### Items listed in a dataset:
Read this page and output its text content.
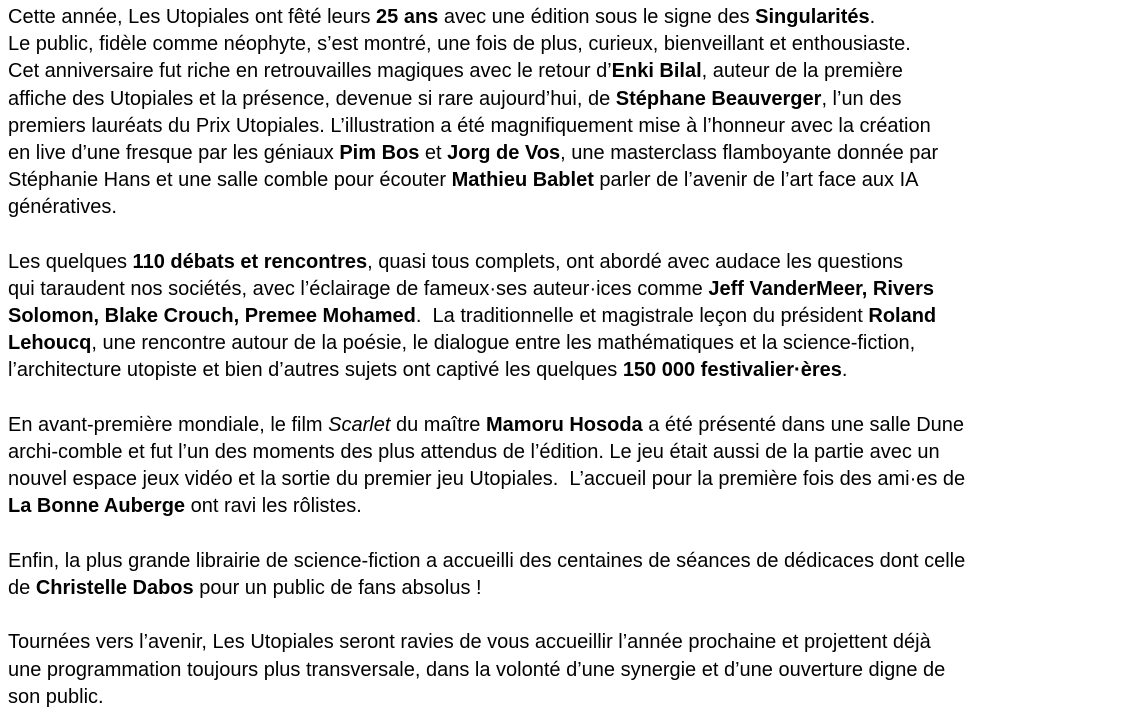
Cette année, Les Utopiales ont fêté leurs 25 ans avec une édition sous le signe des Singularités.
Le public, fidèle comme néophyte, s’est montré, une fois de plus, curieux, bienveillant et enthousiaste.
Cet anniversaire fut riche en retrouvailles magiques avec le retour d’Enki Bilal, auteur de la première
affiche des Utopiales et la présence, devenue si rare aujourd’hui, de Stéphane Beauverger, l’un des
premiers lauréats du Prix Utopiales. L’illustration a été magnifiquement mise à l’honneur avec la création
en live d’une fresque par les géniaux Pim Bos et Jorg de Vos, une masterclass flamboyante donnée par
Stéphanie Hans et une salle comble pour écouter Mathieu Bablet parler de l’avenir de l’art face aux IA
génératives.
Les quelques 110 débats et rencontres, quasi tous complets, ont abordé avec audace les questions
qui taraudent nos sociétés, avec l’éclairage de fameux·ses auteur·ices comme Jeff VanderMeer, Rivers
Solomon, Blake Crouch, Premee Mohamed.  La traditionnelle et magistrale leçon du président Roland
Lehoucq, une rencontre autour de la poésie, le dialogue entre les mathématiques et la science-fiction,
l’architecture utopiste et bien d’autres sujets ont captivé les quelques 150 000 festivalier·ères.
En avant-première mondiale, le film Scarlet du maître Mamoru Hosoda a été présenté dans une salle Dune
archi-comble et fut l’un des moments des plus attendus de l’édition. Le jeu était aussi de la partie avec un
nouvel espace jeux vidéo et la sortie du premier jeu Utopiales.  L’accueil pour la première fois des ami·es de
La Bonne Auberge ont ravi les rôlistes.
Enfin, la plus grande librairie de science-fiction a accueilli des centaines de séances de dédicaces dont celle
de Christelle Dabos pour un public de fans absolus !
Tournées vers l’avenir, Les Utopiales seront ravies de vous accueillir l’année prochaine et projettent déjà
une programmation toujours plus transversale, dans la volonté d’une synergie et d’une ouverture digne de
son public.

### YOUR TASK:
Show the lines of the material that contain the word "fiction".

### SOLUTION BELOW:
Lehoucq, une rencontre autour de la poésie, le dialogue entre les mathématiques et la science-fiction,
Enfin, la plus grande librairie de science-fiction a accueilli des centaines de séances de dédicaces dont celle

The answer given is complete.